▸ **The tasks**:
A. Repeat word for word the part of the power series thread starting with "I am trying" and going on through "far with that.".
B. According to the power series thread, what makes the final expansion convenient?

▸ **Document passage**:
****************************************
I am trying to get the coefficients of the power series of $\sqrt{\frac{1+z}{1-z}}$.
Rewriting gets us to $(1 + \frac{2z}{1-z})^{0.5}$. Now using the binomial theorem gets us $\sum_{k=0}^n {\frac{1}{2}\choose k} (\frac{2z}{1-z})^k $ but didnt get far with that.
On
In reply to your comment on where you are blocked, consider that $$ \begin{array}{l} \left( {\sum\limits_{0 \le n} {z^n } } \right)^k = \left( {\frac{1}{{1 - z}}} \right)^k = \left( {1 - z} \right)^{ - k} = \\ = \sum\limits_{0 \le j} {\left( { - 1} \right)^j \left( \begin{array}{c} - k \\ j \\ \end{array} \right)z^j } = \sum\limits_{0 \le j} {\left( \begin{array}{c} j + k - 1 \\ j \\ \end{array} \right)z^j } \\ \end{array} $$
You could write $$\sqrt{\frac{1+x}{1-x}}=\frac{1+x}{\sqrt{1-x^2}}$$ and then expand $$(1+x)(1-x^2)^{-\frac12}$$ and get $$1+x+\frac12x^2+\frac12x^3+\frac38x^4+\frac38x^5+\frac{5}{16}x^6+\frac{5}{16}x^7+...$$
This is convenient since all the coefficients occur in identical pairs...
****************************************
Records from a dataset
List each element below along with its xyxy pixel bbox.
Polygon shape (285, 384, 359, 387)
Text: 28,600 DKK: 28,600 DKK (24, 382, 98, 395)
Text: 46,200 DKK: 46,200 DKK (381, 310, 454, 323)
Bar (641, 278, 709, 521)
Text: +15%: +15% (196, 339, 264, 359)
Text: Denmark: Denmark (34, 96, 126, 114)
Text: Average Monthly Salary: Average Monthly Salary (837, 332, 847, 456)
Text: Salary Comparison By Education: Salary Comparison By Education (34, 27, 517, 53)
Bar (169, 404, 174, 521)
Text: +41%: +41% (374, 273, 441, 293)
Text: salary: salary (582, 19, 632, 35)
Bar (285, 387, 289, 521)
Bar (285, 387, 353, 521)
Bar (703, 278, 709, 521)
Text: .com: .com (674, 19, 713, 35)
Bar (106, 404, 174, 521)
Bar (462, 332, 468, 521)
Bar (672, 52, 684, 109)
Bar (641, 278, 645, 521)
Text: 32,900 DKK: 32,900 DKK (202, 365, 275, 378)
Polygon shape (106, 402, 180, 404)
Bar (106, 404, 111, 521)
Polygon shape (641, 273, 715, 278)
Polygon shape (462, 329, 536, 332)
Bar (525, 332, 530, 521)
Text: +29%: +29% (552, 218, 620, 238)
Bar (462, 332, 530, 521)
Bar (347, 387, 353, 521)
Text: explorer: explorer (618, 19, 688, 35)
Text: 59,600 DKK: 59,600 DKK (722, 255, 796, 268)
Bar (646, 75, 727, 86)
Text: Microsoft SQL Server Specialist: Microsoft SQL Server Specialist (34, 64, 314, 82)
****************************************
▸ **Results by task**:
A.
I am trying to get the coefficients of the power series of $\sqrt{\frac{1+z}{1-z}}$.
Rewriting gets us to $(1 + \frac{2z}{1-z})^{0.5}$. Now using the binomial theorem gets us $\sum_{k=0}^n {\frac{1}{2}\choose k} (\frac{2z}{1-z})^k $ but didnt get far with that.

B. All the coefficients occur in identical pairs.